=== Given data ===

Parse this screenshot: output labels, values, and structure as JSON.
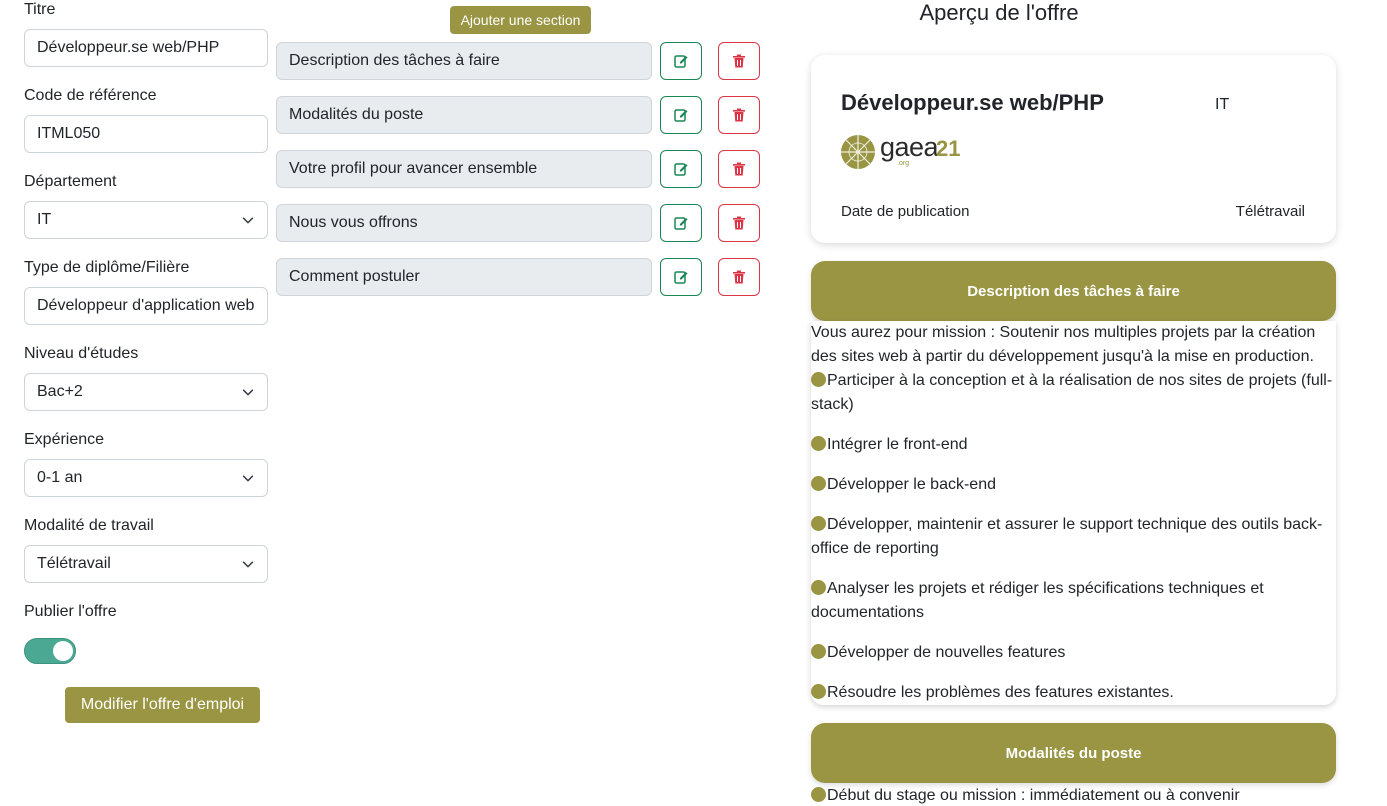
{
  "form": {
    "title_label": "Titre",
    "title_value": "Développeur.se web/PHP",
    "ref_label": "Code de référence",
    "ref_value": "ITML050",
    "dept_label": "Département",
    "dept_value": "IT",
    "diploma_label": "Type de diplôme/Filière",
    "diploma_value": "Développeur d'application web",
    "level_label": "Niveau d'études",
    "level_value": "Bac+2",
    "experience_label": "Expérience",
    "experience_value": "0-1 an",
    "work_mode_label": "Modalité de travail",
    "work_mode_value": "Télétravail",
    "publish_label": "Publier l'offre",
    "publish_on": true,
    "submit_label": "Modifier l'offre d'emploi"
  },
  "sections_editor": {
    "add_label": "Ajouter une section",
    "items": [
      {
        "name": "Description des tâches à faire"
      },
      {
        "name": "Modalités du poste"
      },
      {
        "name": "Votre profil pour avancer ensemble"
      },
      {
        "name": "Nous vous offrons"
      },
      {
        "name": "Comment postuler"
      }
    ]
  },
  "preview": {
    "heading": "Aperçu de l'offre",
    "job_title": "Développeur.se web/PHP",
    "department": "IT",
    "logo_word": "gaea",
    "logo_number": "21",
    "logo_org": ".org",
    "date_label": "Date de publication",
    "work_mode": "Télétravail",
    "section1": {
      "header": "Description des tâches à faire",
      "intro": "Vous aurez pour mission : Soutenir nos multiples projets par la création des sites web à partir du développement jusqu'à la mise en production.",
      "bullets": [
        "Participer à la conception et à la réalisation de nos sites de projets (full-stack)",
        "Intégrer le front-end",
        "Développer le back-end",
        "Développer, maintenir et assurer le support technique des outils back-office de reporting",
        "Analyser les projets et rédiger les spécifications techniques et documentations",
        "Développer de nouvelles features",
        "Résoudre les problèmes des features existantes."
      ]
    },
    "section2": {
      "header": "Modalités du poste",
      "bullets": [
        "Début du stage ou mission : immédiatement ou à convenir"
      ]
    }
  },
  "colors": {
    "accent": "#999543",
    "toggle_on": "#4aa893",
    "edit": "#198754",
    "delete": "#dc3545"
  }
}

===

* Given problem: Copy all the records above exactly, but leave out the pictures.

* Result of the exercise:
Parse this screenshot: output labels, values, and structure as JSON.
{
  "form": {
    "title_label": "Titre",
    "title_value": "Développeur.se web/PHP",
    "ref_label": "Code de référence",
    "ref_value": "ITML050",
    "dept_label": "Département",
    "dept_value": "IT",
    "diploma_label": "Type de diplôme/Filière",
    "diploma_value": "Développeur d'application web",
    "level_label": "Niveau d'études",
    "level_value": "Bac+2",
    "experience_label": "Expérience",
    "experience_value": "0-1 an",
    "work_mode_label": "Modalité de travail",
    "work_mode_value": "Télétravail",
    "publish_label": "Publier l'offre",
    "publish_on": true,
    "submit_label": "Modifier l'offre d'emploi"
  },
  "sections_editor": {
    "add_label": "Ajouter une section",
    "items": [
      {
        "name": "Description des tâches à faire"
      },
      {
        "name": "Modalités du poste"
      },
      {
        "name": "Votre profil pour avancer ensemble"
      },
      {
        "name": "Nous vous offrons"
      },
      {
        "name": "Comment postuler"
      }
    ]
  },
  "preview": {
    "heading": "Aperçu de l'offre",
    "job_title": "Développeur.se web/PHP",
    "department": "IT",
    "logo_word": "gaea",
    "logo_number": "21",
    "logo_org": ".org",
    "date_label": "Date de publication",
    "work_mode": "Télétravail",
    "section1": {
      "header": "Description des tâches à faire",
      "intro": "Vous aurez pour mission : Soutenir nos multiples projets par la création des sites web à partir du développement jusqu'à la mise en production.",
      "bullets": [
        "Participer à la conception et à la réalisation de nos sites de projets (full-stack)",
        "Intégrer le front-end",
        "Développer le back-end",
        "Développer, maintenir et assurer le support technique des outils back-office de reporting",
        "Analyser les projets et rédiger les spécifications techniques et documentations",
        "Développer de nouvelles features",
        "Résoudre les problèmes des features existantes."
      ]
    },
    "section2": {
      "header": "Modalités du poste",
      "bullets": [
        "Début du stage ou mission : immédiatement ou à convenir"
      ]
    }
  },
  "colors": {
    "accent": "#999543",
    "toggle_on": "#4aa893",
    "edit": "#198754",
    "delete": "#dc3545"
  }
}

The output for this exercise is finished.